Stated exercise: Read the listing below and copy out every line that holds "screenshot".

Input rows:
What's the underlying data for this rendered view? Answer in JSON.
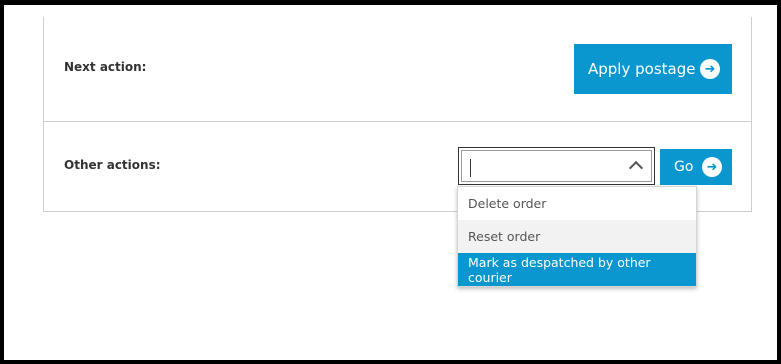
{
  "next_action": {
    "label": "Next action:",
    "button_label": "Apply postage",
    "button_icon": "arrow-right-circle-icon"
  },
  "other_actions": {
    "label": "Other actions:",
    "select_value": "",
    "go_label": "Go",
    "go_icon": "arrow-right-circle-icon",
    "options": [
      {
        "label": "Delete order",
        "state": "normal"
      },
      {
        "label": "Reset order",
        "state": "hover"
      },
      {
        "label": "Mark as despatched by other courier",
        "state": "selected"
      }
    ]
  },
  "colors": {
    "accent": "#0a97cf",
    "border": "#cfcfcf",
    "hover": "#f2f2f2"
  }
}
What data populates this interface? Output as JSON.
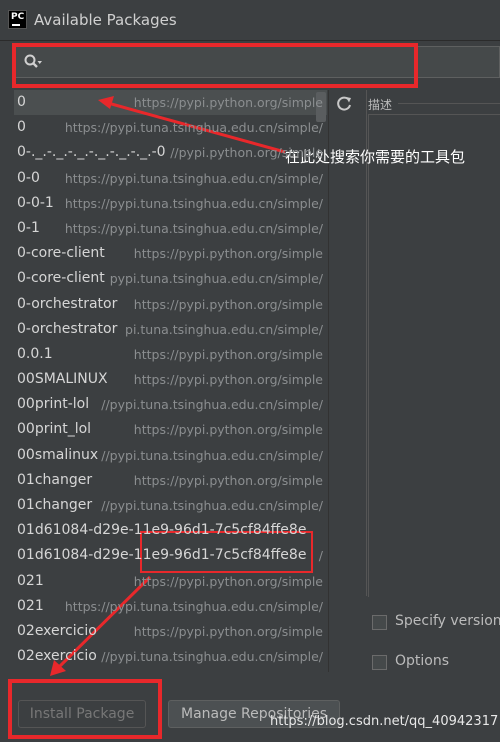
{
  "window": {
    "title": "Available Packages",
    "app_icon": "PC"
  },
  "search": {
    "value": "",
    "placeholder": "",
    "icon": "search-icon"
  },
  "packages": [
    {
      "name": "0",
      "repo": "https://pypi.python.org/simple",
      "selected": true
    },
    {
      "name": "0",
      "repo": "https://pypi.tuna.tsinghua.edu.cn/simple/",
      "selected": false
    },
    {
      "name": "0-._.-._.-._.-._.-._.-._.-0",
      "repo": "//pypi.python.org/simple",
      "selected": false
    },
    {
      "name": "0-0",
      "repo": "https://pypi.tuna.tsinghua.edu.cn/simple/",
      "selected": false
    },
    {
      "name": "0-0-1",
      "repo": "https://pypi.tuna.tsinghua.edu.cn/simple/",
      "selected": false
    },
    {
      "name": "0-1",
      "repo": "https://pypi.tuna.tsinghua.edu.cn/simple/",
      "selected": false
    },
    {
      "name": "0-core-client",
      "repo": "https://pypi.python.org/simple",
      "selected": false
    },
    {
      "name": "0-core-client",
      "repo": "pypi.tuna.tsinghua.edu.cn/simple/",
      "selected": false
    },
    {
      "name": "0-orchestrator",
      "repo": "https://pypi.python.org/simple",
      "selected": false
    },
    {
      "name": "0-orchestrator",
      "repo": "pi.tuna.tsinghua.edu.cn/simple/",
      "selected": false
    },
    {
      "name": "0.0.1",
      "repo": "https://pypi.python.org/simple",
      "selected": false
    },
    {
      "name": "00SMALINUX",
      "repo": "https://pypi.python.org/simple",
      "selected": false
    },
    {
      "name": "00print-lol",
      "repo": "//pypi.tuna.tsinghua.edu.cn/simple/",
      "selected": false
    },
    {
      "name": "00print_lol",
      "repo": "https://pypi.python.org/simple",
      "selected": false
    },
    {
      "name": "00smalinux",
      "repo": "//pypi.tuna.tsinghua.edu.cn/simple/",
      "selected": false
    },
    {
      "name": "01changer",
      "repo": "https://pypi.python.org/simple",
      "selected": false
    },
    {
      "name": "01changer",
      "repo": "//pypi.tuna.tsinghua.edu.cn/simple/",
      "selected": false
    },
    {
      "name": "01d61084-d29e-11e9-96d1-7c5cf84ffe8e",
      "repo": "",
      "selected": false
    },
    {
      "name": "01d61084-d29e-11e9-96d1-7c5cf84ffe8e",
      "repo": "/",
      "selected": false
    },
    {
      "name": "021",
      "repo": "https://pypi.python.org/simple",
      "selected": false
    },
    {
      "name": "021",
      "repo": "https://pypi.tuna.tsinghua.edu.cn/simple/",
      "selected": false
    },
    {
      "name": "02exercicio",
      "repo": "https://pypi.python.org/simple",
      "selected": false
    },
    {
      "name": "02exercicio",
      "repo": "//pypi.tuna.tsinghua.edu.cn/simple/",
      "selected": false
    }
  ],
  "details": {
    "description_label": "描述",
    "specify_version_label": "Specify version",
    "options_label": "Options"
  },
  "buttons": {
    "install": "Install Package",
    "manage": "Manage Repositories"
  },
  "annotation": {
    "text": "在此处搜索你需要的工具包"
  },
  "watermark": {
    "text": "https://blog.csdn.net/qq_40942317"
  },
  "colors": {
    "background": "#3c3f41",
    "highlight": "#e8282b",
    "selected_row": "#4b4f50"
  }
}
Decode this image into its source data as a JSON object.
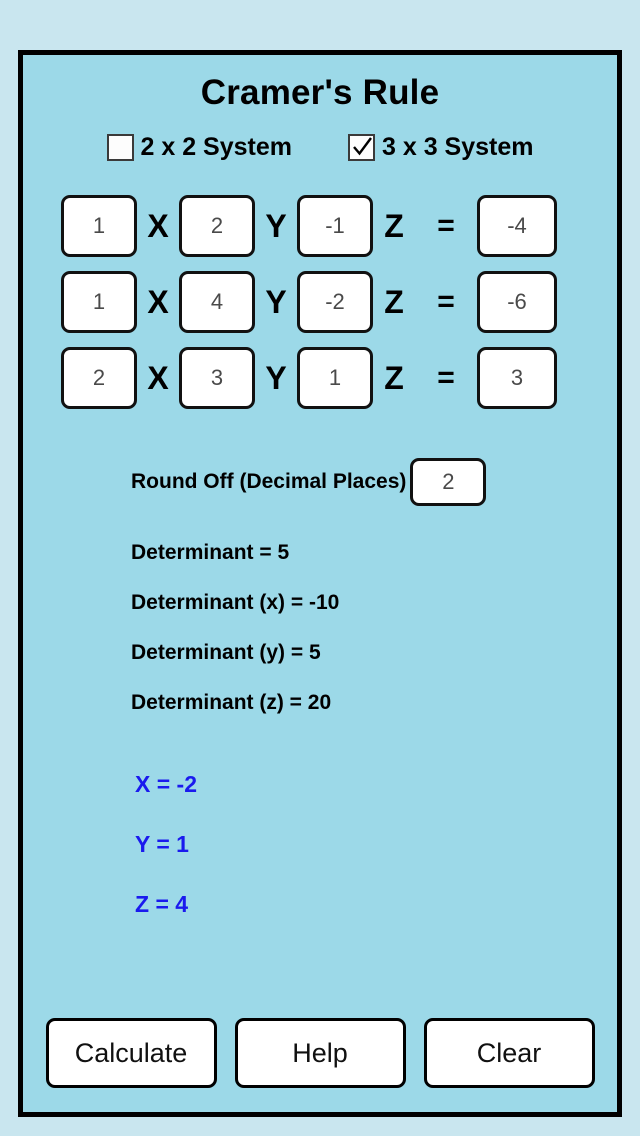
{
  "app": {
    "title": "Cramer's Rule",
    "panel_bg": "#9cd9e8",
    "page_bg": "#c9e6ef",
    "result_color": "#1a1aee"
  },
  "system_modes": [
    {
      "label": "2 x 2 System",
      "checked": false,
      "icon": "checkbox-empty-icon"
    },
    {
      "label": "3 x 3 System",
      "checked": true,
      "icon": "checkbox-checked-icon"
    }
  ],
  "equations": [
    {
      "x_coeff": "1",
      "x_label": "X",
      "y_coeff": "2",
      "y_label": "Y",
      "z_coeff": "-1",
      "z_label": "Z",
      "equals": "=",
      "rhs": "-4"
    },
    {
      "x_coeff": "1",
      "x_label": "X",
      "y_coeff": "4",
      "y_label": "Y",
      "z_coeff": "-2",
      "z_label": "Z",
      "equals": "=",
      "rhs": "-6"
    },
    {
      "x_coeff": "2",
      "x_label": "X",
      "y_coeff": "3",
      "y_label": "Y",
      "z_coeff": "1",
      "z_label": "Z",
      "equals": "=",
      "rhs": "3"
    }
  ],
  "round_off": {
    "label": "Round Off (Decimal Places)",
    "value": "2"
  },
  "determinants": [
    "Determinant = 5",
    "Determinant (x) = -10",
    "Determinant (y) = 5",
    "Determinant (z) = 20"
  ],
  "solutions": [
    "X = -2",
    "Y = 1",
    "Z = 4"
  ],
  "buttons": [
    {
      "label": "Calculate",
      "name": "calculate-button"
    },
    {
      "label": "Help",
      "name": "help-button"
    },
    {
      "label": "Clear",
      "name": "clear-button"
    }
  ]
}
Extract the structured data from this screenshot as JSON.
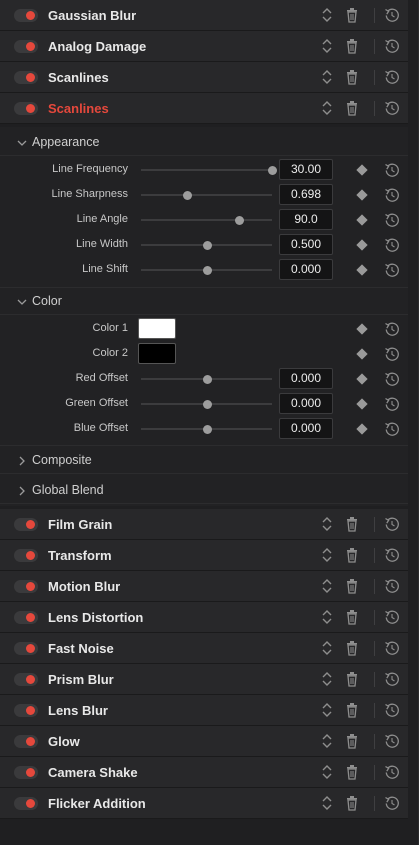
{
  "effects_top": [
    {
      "name": "Gaussian Blur",
      "enabled": true,
      "active": false
    },
    {
      "name": "Analog Damage",
      "enabled": true,
      "active": false
    },
    {
      "name": "Scanlines",
      "enabled": true,
      "active": false
    },
    {
      "name": "Scanlines",
      "enabled": true,
      "active": true
    }
  ],
  "inspector": {
    "appearance": {
      "label": "Appearance",
      "expanded": true,
      "params": [
        {
          "label": "Line Frequency",
          "value": "30.00",
          "slider_fraction": 1.0
        },
        {
          "label": "Line Sharpness",
          "value": "0.698",
          "slider_fraction": 0.35
        },
        {
          "label": "Line Angle",
          "value": "90.0",
          "slider_fraction": 0.75
        },
        {
          "label": "Line Width",
          "value": "0.500",
          "slider_fraction": 0.5
        },
        {
          "label": "Line Shift",
          "value": "0.000",
          "slider_fraction": 0.5
        }
      ]
    },
    "color": {
      "label": "Color",
      "expanded": true,
      "swatches": [
        {
          "label": "Color 1",
          "color": "#ffffff"
        },
        {
          "label": "Color 2",
          "color": "#000000"
        }
      ],
      "params": [
        {
          "label": "Red Offset",
          "value": "0.000",
          "slider_fraction": 0.5
        },
        {
          "label": "Green Offset",
          "value": "0.000",
          "slider_fraction": 0.5
        },
        {
          "label": "Blue Offset",
          "value": "0.000",
          "slider_fraction": 0.5
        }
      ]
    },
    "composite": {
      "label": "Composite",
      "expanded": false
    },
    "global_blend": {
      "label": "Global Blend",
      "expanded": false
    }
  },
  "effects_bottom": [
    {
      "name": "Film Grain",
      "enabled": true
    },
    {
      "name": "Transform",
      "enabled": true
    },
    {
      "name": "Motion Blur",
      "enabled": true
    },
    {
      "name": "Lens Distortion",
      "enabled": true
    },
    {
      "name": "Fast Noise",
      "enabled": true
    },
    {
      "name": "Prism Blur",
      "enabled": true
    },
    {
      "name": "Lens Blur",
      "enabled": true
    },
    {
      "name": "Glow",
      "enabled": true
    },
    {
      "name": "Camera Shake",
      "enabled": true
    },
    {
      "name": "Flicker Addition",
      "enabled": true
    }
  ],
  "icons": {
    "toggle": "toggle-switch-icon",
    "sort": "sort-up-down-icon",
    "trash": "trash-icon",
    "reset": "reset-icon",
    "keyframe": "keyframe-diamond-icon",
    "chevron_down": "chevron-down-icon",
    "chevron_right": "chevron-right-icon"
  },
  "colors": {
    "accent_red": "#e5483c",
    "panel_bg": "#1f1f21",
    "row_bg": "#28282a"
  }
}
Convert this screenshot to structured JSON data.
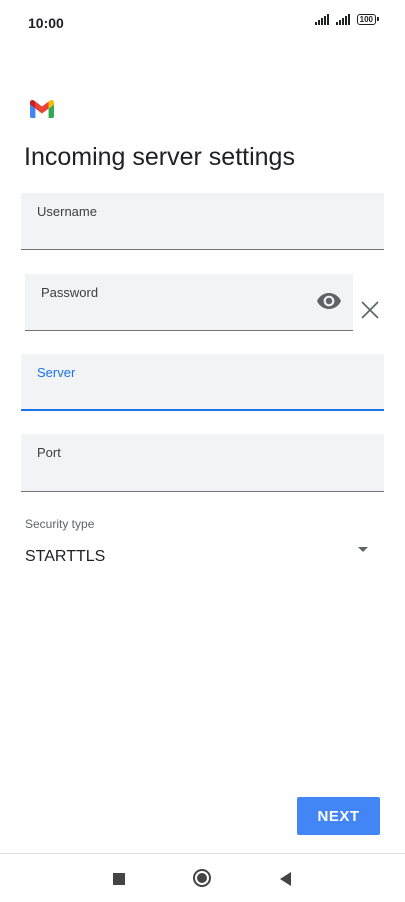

The reply:
Extract the structured data from this screenshot as JSON.
Convert this screenshot to structured JSON data.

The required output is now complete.